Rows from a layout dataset
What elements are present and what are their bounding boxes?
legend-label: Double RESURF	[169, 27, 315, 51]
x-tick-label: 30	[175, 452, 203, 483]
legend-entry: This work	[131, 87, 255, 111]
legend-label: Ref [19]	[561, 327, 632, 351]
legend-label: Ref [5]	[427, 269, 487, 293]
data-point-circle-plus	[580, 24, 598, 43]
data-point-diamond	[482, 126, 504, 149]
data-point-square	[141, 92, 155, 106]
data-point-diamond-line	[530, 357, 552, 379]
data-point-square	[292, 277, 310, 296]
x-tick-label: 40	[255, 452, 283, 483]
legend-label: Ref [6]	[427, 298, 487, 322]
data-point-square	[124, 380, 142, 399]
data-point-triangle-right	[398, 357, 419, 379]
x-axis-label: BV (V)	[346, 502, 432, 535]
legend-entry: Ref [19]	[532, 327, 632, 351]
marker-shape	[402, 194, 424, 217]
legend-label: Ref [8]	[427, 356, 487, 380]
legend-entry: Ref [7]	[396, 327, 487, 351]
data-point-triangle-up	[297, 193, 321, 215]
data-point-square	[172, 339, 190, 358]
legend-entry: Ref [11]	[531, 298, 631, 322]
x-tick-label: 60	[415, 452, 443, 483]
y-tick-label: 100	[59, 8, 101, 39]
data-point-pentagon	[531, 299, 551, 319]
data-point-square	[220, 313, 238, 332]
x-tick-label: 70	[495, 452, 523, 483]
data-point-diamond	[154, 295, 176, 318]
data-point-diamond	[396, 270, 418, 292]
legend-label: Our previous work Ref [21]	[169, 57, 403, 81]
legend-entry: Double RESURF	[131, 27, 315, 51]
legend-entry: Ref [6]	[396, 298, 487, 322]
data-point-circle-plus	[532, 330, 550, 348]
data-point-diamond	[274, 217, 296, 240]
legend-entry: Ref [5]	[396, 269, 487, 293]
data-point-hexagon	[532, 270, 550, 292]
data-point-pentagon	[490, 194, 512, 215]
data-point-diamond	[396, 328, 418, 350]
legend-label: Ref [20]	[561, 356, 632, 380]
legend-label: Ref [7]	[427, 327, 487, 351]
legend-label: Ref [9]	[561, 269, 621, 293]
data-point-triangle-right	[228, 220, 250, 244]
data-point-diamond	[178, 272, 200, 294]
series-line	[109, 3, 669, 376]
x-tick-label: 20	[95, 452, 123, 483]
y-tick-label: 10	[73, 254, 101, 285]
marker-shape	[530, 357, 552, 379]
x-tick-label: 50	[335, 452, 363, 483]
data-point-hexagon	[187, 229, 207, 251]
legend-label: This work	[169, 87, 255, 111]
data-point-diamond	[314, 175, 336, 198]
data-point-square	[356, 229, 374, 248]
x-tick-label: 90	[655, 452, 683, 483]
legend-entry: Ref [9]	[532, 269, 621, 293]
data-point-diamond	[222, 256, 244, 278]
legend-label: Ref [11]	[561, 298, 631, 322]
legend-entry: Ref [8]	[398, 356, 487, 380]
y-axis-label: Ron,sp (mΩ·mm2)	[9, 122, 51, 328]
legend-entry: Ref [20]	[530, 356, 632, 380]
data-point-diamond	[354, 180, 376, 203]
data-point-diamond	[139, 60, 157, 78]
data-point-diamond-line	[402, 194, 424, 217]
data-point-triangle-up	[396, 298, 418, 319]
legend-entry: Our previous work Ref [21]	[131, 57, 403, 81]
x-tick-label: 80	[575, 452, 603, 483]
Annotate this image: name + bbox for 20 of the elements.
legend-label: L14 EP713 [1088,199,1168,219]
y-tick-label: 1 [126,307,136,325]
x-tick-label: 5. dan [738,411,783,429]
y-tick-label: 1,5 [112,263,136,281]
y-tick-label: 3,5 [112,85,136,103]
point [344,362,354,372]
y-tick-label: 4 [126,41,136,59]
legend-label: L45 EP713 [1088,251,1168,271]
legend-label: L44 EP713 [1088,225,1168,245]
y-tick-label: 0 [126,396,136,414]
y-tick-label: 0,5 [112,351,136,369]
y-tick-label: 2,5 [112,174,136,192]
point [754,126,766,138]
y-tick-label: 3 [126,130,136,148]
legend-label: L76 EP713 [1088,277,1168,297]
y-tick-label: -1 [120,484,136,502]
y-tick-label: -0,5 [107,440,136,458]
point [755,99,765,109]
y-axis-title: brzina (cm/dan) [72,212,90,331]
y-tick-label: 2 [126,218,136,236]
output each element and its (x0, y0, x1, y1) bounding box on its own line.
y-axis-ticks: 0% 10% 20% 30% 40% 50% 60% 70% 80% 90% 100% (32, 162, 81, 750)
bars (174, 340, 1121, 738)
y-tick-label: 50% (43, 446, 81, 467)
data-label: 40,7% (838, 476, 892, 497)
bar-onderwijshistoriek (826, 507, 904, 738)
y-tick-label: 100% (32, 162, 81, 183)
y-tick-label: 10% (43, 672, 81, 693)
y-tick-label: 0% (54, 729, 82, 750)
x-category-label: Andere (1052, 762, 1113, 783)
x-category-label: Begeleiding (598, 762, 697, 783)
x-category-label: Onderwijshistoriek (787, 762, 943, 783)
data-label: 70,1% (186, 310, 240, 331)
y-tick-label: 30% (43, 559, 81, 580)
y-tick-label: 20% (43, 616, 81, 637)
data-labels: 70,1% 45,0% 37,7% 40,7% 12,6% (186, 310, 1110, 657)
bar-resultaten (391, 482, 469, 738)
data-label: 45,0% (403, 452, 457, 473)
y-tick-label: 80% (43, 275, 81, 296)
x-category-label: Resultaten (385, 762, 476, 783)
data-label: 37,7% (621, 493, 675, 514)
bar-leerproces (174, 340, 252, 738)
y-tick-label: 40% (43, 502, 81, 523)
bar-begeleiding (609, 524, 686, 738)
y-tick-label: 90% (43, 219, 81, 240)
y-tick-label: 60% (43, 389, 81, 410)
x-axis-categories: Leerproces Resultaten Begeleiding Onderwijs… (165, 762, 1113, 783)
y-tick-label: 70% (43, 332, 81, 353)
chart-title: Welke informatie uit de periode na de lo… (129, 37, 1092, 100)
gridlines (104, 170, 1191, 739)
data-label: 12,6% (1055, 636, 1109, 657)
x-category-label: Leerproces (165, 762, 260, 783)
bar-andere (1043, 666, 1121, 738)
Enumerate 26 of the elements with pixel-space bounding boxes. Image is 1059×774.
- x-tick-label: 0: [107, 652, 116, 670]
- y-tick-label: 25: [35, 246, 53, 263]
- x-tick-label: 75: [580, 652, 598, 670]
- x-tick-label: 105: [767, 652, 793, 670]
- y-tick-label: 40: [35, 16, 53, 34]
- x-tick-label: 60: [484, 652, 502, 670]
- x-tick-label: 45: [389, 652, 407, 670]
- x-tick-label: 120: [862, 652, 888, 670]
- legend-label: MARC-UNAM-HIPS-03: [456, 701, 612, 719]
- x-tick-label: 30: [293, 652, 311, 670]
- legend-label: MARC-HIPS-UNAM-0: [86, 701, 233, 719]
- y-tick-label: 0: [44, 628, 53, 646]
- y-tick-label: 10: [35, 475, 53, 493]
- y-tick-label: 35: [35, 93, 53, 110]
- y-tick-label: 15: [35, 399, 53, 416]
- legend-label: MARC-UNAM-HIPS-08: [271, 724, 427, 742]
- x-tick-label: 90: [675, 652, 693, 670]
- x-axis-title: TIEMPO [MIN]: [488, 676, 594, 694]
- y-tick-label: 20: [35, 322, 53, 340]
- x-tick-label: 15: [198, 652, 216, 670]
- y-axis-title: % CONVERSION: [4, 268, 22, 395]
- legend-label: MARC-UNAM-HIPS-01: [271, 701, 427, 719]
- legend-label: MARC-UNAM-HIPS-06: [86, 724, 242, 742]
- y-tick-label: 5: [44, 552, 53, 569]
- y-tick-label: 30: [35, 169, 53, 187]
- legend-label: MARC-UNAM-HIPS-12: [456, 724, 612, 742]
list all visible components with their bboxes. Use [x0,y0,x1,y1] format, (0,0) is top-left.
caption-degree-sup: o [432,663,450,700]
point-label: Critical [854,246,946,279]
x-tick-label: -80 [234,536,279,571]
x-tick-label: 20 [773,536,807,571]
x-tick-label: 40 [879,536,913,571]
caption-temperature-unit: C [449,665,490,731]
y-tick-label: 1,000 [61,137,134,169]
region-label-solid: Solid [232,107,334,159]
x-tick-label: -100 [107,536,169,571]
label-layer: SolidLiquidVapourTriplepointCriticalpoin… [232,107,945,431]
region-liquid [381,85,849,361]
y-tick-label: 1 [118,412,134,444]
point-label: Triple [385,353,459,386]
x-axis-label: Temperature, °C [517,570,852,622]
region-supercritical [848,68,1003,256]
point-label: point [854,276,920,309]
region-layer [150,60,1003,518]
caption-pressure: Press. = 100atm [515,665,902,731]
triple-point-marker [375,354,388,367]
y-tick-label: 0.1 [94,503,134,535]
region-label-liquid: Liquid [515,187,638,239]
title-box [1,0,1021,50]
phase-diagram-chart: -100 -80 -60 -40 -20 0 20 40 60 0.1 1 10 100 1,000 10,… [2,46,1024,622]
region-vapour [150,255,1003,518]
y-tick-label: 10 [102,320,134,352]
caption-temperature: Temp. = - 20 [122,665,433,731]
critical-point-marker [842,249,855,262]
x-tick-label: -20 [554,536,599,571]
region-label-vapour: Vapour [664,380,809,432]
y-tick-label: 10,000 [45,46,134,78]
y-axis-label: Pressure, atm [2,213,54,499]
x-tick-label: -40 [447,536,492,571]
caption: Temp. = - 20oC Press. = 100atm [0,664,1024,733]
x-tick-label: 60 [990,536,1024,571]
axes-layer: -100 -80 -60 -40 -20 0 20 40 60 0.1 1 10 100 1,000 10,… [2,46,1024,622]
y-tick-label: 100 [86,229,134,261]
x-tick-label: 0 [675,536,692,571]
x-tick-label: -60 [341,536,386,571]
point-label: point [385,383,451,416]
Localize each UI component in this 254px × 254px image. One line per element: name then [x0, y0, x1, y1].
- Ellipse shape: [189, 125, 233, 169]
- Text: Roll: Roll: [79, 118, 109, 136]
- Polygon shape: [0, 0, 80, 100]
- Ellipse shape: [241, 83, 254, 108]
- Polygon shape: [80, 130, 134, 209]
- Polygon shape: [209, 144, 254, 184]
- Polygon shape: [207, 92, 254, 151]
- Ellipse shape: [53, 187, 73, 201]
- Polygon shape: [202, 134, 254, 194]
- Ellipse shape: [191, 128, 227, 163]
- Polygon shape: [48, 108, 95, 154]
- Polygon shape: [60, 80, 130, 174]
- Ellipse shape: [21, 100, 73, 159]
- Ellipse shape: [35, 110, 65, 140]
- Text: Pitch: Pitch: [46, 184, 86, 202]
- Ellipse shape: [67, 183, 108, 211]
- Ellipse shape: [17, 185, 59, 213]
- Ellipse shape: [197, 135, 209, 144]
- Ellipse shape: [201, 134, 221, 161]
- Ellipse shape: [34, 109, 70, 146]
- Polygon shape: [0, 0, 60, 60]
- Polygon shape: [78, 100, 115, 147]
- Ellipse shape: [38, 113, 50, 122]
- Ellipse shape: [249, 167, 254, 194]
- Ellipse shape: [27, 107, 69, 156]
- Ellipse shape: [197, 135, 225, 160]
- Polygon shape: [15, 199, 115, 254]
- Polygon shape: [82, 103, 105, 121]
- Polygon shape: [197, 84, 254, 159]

**What you are asked to do**. How many lines of the material above contain the string "square", matching case exactly? Reply with the number alone.

**Exercise answer**. 6